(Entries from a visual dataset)
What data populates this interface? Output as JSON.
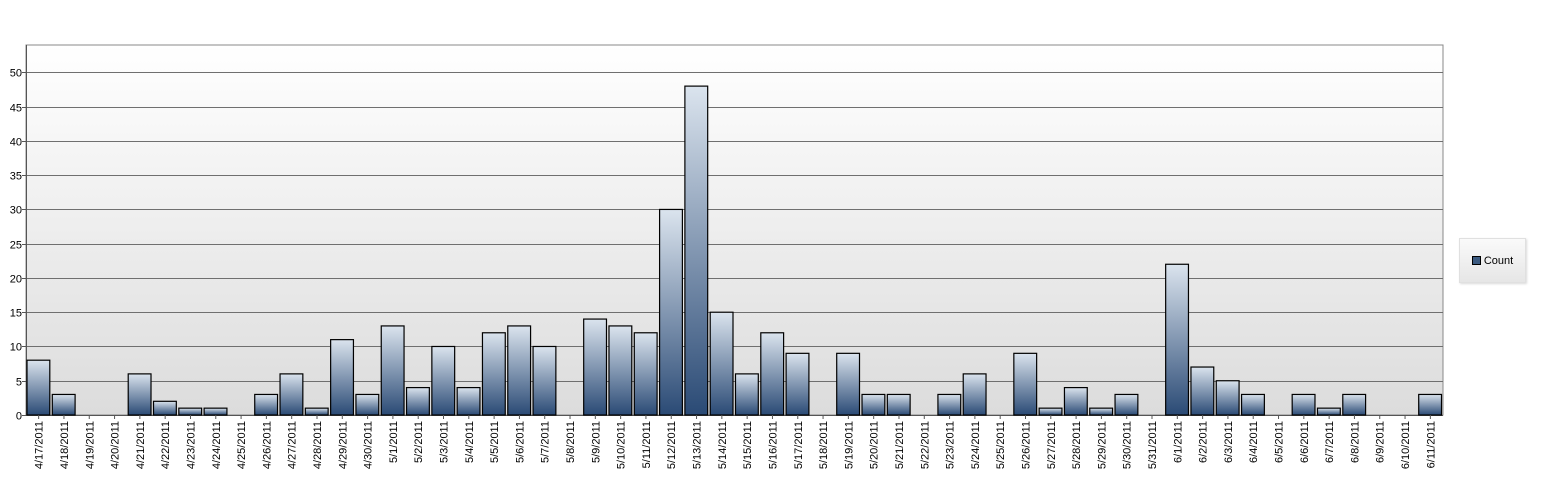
{
  "chart_data": {
    "type": "bar",
    "categories": [
      "4/17/2011",
      "4/18/2011",
      "4/19/2011",
      "4/20/2011",
      "4/21/2011",
      "4/22/2011",
      "4/23/2011",
      "4/24/2011",
      "4/25/2011",
      "4/26/2011",
      "4/27/2011",
      "4/28/2011",
      "4/29/2011",
      "4/30/2011",
      "5/1/2011",
      "5/2/2011",
      "5/3/2011",
      "5/4/2011",
      "5/5/2011",
      "5/6/2011",
      "5/7/2011",
      "5/8/2011",
      "5/9/2011",
      "5/10/2011",
      "5/11/2011",
      "5/12/2011",
      "5/13/2011",
      "5/14/2011",
      "5/15/2011",
      "5/16/2011",
      "5/17/2011",
      "5/18/2011",
      "5/19/2011",
      "5/20/2011",
      "5/21/2011",
      "5/22/2011",
      "5/23/2011",
      "5/24/2011",
      "5/25/2011",
      "5/26/2011",
      "5/27/2011",
      "5/28/2011",
      "5/29/2011",
      "5/30/2011",
      "5/31/2011",
      "6/1/2011",
      "6/2/2011",
      "6/3/2011",
      "6/4/2011",
      "6/5/2011",
      "6/6/2011",
      "6/7/2011",
      "6/8/2011",
      "6/9/2011",
      "6/10/2011",
      "6/11/2011"
    ],
    "series": [
      {
        "name": "Count",
        "values": [
          8,
          3,
          0,
          0,
          6,
          2,
          1,
          1,
          0,
          3,
          6,
          1,
          11,
          3,
          13,
          4,
          10,
          4,
          12,
          13,
          10,
          0,
          14,
          13,
          12,
          30,
          48,
          15,
          6,
          12,
          9,
          0,
          9,
          3,
          3,
          0,
          3,
          6,
          0,
          9,
          1,
          4,
          1,
          3,
          0,
          22,
          7,
          5,
          3,
          0,
          3,
          1,
          3,
          0,
          0,
          3
        ]
      }
    ],
    "yticks": [
      0,
      5,
      10,
      15,
      20,
      25,
      30,
      35,
      40,
      45,
      50
    ],
    "ylim": [
      0,
      54
    ],
    "grid": true,
    "legend_position": "right",
    "colors": {
      "bar_dark": "#2a4a75",
      "bar_light": "#dbe4ee",
      "bar_border": "#000000",
      "grid": "#6f6f6f"
    }
  },
  "legend": {
    "label": "Count"
  }
}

WHAT TO PRODUCE: The pictures should not be reproduced; quote all of the other material exactly.

TASK ANSWER:
What data populates this interface? Output as JSON.
{
  "chart_data": {
    "type": "bar",
    "categories": [
      "4/17/2011",
      "4/18/2011",
      "4/19/2011",
      "4/20/2011",
      "4/21/2011",
      "4/22/2011",
      "4/23/2011",
      "4/24/2011",
      "4/25/2011",
      "4/26/2011",
      "4/27/2011",
      "4/28/2011",
      "4/29/2011",
      "4/30/2011",
      "5/1/2011",
      "5/2/2011",
      "5/3/2011",
      "5/4/2011",
      "5/5/2011",
      "5/6/2011",
      "5/7/2011",
      "5/8/2011",
      "5/9/2011",
      "5/10/2011",
      "5/11/2011",
      "5/12/2011",
      "5/13/2011",
      "5/14/2011",
      "5/15/2011",
      "5/16/2011",
      "5/17/2011",
      "5/18/2011",
      "5/19/2011",
      "5/20/2011",
      "5/21/2011",
      "5/22/2011",
      "5/23/2011",
      "5/24/2011",
      "5/25/2011",
      "5/26/2011",
      "5/27/2011",
      "5/28/2011",
      "5/29/2011",
      "5/30/2011",
      "5/31/2011",
      "6/1/2011",
      "6/2/2011",
      "6/3/2011",
      "6/4/2011",
      "6/5/2011",
      "6/6/2011",
      "6/7/2011",
      "6/8/2011",
      "6/9/2011",
      "6/10/2011",
      "6/11/2011"
    ],
    "series": [
      {
        "name": "Count",
        "values": [
          8,
          3,
          0,
          0,
          6,
          2,
          1,
          1,
          0,
          3,
          6,
          1,
          11,
          3,
          13,
          4,
          10,
          4,
          12,
          13,
          10,
          0,
          14,
          13,
          12,
          30,
          48,
          15,
          6,
          12,
          9,
          0,
          9,
          3,
          3,
          0,
          3,
          6,
          0,
          9,
          1,
          4,
          1,
          3,
          0,
          22,
          7,
          5,
          3,
          0,
          3,
          1,
          3,
          0,
          0,
          3
        ]
      }
    ],
    "yticks": [
      0,
      5,
      10,
      15,
      20,
      25,
      30,
      35,
      40,
      45,
      50
    ],
    "ylim": [
      0,
      54
    ],
    "grid": true,
    "legend_position": "right",
    "colors": {
      "bar_dark": "#2a4a75",
      "bar_light": "#dbe4ee",
      "bar_border": "#000000",
      "grid": "#6f6f6f"
    }
  },
  "legend": {
    "label": "Count"
  }
}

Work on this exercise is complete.